■ To be done:
Identify the lines bearing the string "name" and gather them.
━━━━━━━━━━━━━━━━━━━━
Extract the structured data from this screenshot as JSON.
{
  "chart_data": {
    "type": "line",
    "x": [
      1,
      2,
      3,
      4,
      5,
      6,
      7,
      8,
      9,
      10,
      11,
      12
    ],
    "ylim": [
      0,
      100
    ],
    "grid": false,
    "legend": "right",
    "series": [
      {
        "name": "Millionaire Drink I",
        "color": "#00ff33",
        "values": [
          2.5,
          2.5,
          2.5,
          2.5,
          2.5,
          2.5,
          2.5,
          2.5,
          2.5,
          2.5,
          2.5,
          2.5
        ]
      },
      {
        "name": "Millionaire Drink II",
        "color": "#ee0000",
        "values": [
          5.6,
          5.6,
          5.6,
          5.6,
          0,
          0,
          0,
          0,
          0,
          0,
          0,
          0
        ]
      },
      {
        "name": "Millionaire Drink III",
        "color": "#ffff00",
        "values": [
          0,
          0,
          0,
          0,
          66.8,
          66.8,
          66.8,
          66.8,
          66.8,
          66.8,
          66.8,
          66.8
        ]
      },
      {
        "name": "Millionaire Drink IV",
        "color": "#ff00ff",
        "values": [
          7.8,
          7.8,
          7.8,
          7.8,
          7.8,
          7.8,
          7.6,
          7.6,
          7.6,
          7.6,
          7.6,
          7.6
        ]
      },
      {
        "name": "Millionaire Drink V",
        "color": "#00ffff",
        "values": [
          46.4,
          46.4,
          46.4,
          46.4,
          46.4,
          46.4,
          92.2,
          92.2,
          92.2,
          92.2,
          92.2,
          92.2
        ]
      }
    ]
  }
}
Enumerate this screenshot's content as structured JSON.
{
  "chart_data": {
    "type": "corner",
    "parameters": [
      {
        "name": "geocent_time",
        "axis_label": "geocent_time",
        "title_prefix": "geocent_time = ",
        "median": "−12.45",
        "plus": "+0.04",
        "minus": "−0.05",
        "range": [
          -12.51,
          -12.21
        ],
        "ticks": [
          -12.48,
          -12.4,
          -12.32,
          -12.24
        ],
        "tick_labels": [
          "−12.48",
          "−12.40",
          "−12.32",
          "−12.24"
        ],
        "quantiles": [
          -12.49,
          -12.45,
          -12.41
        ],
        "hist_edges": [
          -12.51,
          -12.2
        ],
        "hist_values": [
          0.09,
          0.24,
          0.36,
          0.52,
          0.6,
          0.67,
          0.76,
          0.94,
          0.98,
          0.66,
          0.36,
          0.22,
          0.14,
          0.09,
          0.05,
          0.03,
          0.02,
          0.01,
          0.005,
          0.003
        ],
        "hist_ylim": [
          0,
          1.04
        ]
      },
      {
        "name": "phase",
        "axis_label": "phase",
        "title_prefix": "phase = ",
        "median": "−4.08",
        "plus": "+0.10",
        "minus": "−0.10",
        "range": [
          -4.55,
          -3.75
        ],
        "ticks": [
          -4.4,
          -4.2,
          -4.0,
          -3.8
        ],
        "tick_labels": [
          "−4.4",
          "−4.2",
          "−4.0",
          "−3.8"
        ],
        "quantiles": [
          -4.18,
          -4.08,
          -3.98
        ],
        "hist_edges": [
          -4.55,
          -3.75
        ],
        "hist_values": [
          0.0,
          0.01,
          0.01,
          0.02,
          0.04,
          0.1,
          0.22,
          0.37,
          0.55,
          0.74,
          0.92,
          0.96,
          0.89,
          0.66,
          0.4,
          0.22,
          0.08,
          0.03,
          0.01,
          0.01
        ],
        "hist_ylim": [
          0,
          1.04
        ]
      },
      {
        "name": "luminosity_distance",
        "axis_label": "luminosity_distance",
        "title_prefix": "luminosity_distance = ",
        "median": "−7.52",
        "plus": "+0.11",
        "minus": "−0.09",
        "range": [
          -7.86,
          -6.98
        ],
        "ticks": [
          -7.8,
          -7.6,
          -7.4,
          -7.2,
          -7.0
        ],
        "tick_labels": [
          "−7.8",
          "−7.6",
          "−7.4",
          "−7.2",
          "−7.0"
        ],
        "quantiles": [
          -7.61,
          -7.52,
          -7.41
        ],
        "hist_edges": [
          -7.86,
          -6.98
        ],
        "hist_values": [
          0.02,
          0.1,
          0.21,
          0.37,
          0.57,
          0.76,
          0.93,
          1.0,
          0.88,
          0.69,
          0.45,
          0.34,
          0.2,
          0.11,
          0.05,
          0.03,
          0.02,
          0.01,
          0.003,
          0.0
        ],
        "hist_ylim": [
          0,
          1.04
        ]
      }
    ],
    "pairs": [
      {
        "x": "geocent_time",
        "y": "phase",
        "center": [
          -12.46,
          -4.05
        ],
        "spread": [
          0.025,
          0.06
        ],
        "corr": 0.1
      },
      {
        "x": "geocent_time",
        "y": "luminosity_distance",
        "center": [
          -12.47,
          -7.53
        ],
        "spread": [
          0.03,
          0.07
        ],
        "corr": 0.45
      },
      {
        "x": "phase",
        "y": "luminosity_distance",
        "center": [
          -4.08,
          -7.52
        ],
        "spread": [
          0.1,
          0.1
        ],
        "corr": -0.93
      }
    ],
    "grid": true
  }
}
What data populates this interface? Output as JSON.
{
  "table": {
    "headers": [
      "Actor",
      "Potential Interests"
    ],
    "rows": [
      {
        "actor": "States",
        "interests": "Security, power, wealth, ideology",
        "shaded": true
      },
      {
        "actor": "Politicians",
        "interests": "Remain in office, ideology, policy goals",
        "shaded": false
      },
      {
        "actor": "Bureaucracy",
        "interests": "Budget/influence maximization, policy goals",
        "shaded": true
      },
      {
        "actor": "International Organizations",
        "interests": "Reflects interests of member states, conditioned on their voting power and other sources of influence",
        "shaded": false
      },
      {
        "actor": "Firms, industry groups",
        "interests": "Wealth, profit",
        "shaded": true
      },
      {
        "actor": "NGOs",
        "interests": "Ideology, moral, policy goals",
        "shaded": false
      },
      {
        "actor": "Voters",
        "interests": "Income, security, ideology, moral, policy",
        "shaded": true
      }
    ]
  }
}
━━━━━━━━━━━━━━━━━━━━
■ Completed task:
        "name": "Millionaire Drink I",
        "name": "Millionaire Drink II",
        "name": "Millionaire Drink III",
        "name": "Millionaire Drink IV",
        "name": "Millionaire Drink V",
        "name": "geocent_time",
        "name": "phase",
        "name": "luminosity_distance",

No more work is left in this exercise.